Exercise tasks:
1) In the post about Bangkok's Airport Link, what does a full-length ride on the City Line cost per person?
2) Continue the post about Bangkok's Airport Link from its last sentence.
== Text under study ==
Bangkok’s Airport Link

Tuesday, March 27th, 2012

© Frank P. Schneidewind

We had recently chosen to travel to the airport from the city by Airport Link, an elevated rail system connecting Phayathai Station with the airport Suvarnabhumi on the eastern outskirts of Bangkok. Nobody can really tell, why the track doesn't connect to a major transport hub in the city. It's city-side terminal at Phayathai Station barely touches (connects) with the Skytrain BTS. There are 2 types of trains operating in schedules until midnight, one does only stop at the terminal stations city- and airport side (travel time 15 minutes) and is called Express Line. The other one stops enroute at 6 stations and is called City Line (travel time 30 minutes). Both stop at a station under the airport's main terminal building (shown below).

The ride costs a whopping 150 Baht per person on the Express Line and 45 Baht on the slower train called City Line (full length journey). Considering the need for an additional BTS or Taxi ride to the station, even a single passenger almost drives cheaper by metered taxi from the touristic quarters around Sukhumvit, Asoke or Silom and Sathorn roads! The massive station buildings are huge halls with very little ventilation. In order to reach them, you've got to climb up many steps or wait for a very slow and very small single lift. To use this train to connect with your flight or coming from one is a nightmare with luggage hauled along.;(

Luggage trolleys were nowhere to be found or seen!
===
== Recorded data ==
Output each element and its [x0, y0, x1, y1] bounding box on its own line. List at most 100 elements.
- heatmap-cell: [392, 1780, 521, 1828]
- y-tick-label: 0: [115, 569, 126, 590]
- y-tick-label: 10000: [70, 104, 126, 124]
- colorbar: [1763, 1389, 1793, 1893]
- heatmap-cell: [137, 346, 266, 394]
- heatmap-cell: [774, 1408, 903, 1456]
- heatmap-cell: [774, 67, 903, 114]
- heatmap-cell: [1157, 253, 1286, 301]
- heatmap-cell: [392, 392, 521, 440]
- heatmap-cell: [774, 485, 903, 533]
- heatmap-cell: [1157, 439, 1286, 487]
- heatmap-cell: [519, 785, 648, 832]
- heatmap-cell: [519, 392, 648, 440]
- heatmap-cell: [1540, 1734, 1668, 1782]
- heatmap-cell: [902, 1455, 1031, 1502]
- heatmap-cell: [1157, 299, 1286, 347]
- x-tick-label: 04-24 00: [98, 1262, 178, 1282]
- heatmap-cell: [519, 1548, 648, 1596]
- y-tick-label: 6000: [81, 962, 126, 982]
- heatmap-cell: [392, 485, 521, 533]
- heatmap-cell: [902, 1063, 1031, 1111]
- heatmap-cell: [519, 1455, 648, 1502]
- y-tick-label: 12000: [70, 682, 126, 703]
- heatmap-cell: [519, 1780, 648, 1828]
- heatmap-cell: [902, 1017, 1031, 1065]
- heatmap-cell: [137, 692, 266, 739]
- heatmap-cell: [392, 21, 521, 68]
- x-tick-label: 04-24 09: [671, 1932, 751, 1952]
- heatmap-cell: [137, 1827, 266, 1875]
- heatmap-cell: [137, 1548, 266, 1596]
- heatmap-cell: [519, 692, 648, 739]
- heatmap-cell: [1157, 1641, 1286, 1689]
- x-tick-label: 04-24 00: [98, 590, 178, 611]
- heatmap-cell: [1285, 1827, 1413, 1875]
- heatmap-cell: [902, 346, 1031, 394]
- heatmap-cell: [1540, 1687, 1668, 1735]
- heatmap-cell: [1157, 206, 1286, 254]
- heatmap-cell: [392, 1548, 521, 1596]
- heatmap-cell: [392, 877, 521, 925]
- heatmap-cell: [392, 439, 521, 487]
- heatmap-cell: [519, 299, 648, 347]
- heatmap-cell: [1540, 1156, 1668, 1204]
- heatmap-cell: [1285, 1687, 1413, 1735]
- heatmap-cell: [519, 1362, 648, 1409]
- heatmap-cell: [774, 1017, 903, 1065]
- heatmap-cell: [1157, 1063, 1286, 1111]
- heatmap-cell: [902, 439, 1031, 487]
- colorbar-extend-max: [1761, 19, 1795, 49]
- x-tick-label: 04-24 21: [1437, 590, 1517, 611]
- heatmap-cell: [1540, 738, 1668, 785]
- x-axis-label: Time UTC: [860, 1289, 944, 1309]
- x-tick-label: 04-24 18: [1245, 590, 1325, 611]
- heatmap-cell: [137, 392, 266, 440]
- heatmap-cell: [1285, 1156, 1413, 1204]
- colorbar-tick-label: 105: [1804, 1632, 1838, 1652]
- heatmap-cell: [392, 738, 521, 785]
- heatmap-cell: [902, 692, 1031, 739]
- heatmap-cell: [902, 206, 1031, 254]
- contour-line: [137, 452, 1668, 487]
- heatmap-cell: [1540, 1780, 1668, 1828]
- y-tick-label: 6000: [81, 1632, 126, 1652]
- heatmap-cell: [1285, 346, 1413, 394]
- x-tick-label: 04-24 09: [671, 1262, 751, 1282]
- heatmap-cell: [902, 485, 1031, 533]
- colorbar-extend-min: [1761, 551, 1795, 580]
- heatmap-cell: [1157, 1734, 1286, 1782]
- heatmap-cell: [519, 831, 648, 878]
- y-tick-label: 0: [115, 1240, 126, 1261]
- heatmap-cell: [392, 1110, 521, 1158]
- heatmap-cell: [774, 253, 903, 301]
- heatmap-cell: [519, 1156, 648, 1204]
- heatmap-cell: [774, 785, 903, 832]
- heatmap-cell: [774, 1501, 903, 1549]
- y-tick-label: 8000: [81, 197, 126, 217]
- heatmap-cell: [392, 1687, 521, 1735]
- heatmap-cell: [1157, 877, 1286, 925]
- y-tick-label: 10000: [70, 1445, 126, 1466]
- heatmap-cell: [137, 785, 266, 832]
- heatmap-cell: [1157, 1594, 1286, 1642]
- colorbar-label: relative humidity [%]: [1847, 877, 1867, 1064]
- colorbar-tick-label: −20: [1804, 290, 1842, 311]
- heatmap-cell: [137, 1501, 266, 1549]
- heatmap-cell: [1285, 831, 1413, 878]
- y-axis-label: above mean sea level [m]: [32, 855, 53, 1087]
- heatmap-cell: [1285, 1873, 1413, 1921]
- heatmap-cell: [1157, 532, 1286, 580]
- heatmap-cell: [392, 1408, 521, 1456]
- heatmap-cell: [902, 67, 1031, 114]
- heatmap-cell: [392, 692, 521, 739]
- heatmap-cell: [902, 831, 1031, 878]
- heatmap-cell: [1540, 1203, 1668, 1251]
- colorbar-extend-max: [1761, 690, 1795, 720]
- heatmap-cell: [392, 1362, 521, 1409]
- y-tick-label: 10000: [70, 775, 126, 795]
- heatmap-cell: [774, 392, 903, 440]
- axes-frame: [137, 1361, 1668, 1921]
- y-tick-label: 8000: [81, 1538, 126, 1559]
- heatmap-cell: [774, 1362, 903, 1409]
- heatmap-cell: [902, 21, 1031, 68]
===
Responses per task:
1) 45 Baht

2)
For the most time, the security sherrifs were the only humans in this humongous hall around noon. A bit scary for single travelers maybe. These pictures show the Rajaprarop station, which is the next one from the terminus at Phayathai towards the airport. All stations look uniform and identical along the way, and you did guess it right – we did select the low budget option City Line. Boarding a future train from Rajaprarop to the airport.

Meanwhile the opposite track hinted a sign of life with a City Line train approaching. But no one boarded it or exited here, we felt like staffers in a movie, watching a bad episode of a future flic.

Our train arrived a short while later, it looked identical to the one we observed earlier on the opposite track. Announcements by some hidden PA system warn of approaching trains and the sherrifs watch eagerly that nobody steps on the yellow line on the ground or slurps a Coke. Snacks and drinks are strictly prohibited up here.

Teddy fell asleep in his stroller, boredom had overcome his agility in this heat. Later we found out that the gap between the train and the platform is huge and called for luggage on rolls and strollers to be hauled. Made by the German precision engineers at Siemens, they could have done a much better job here. Multi-inch gaps were a thing of the past with these guided missiles on tracks, but then again – we are in Thailand, where construction companies are known to skim materials and reduce measurements of structures to enhance profits!

Much to our surprise, the inside was not as empty as anticipated. A looming shift change at the airport brought in plenty of commuters and probably also a few travelers. No room for luggage, just your ordinary BTS style wagon with a few moulded seats on the sides. With air conditioning levels set at inhumane low temperatures, we literally froze all the way to our destination. Everything was squeaky clean!

Clearly visible signs over the doors informed about the progress along the route. Verbal announcements were done bilingual in Thai and English.

The final station within the airport is set up differently. But normal surrounding temperatures from now on made us feel more comfortable.

The vast hallways appear vacated after the train has left this station.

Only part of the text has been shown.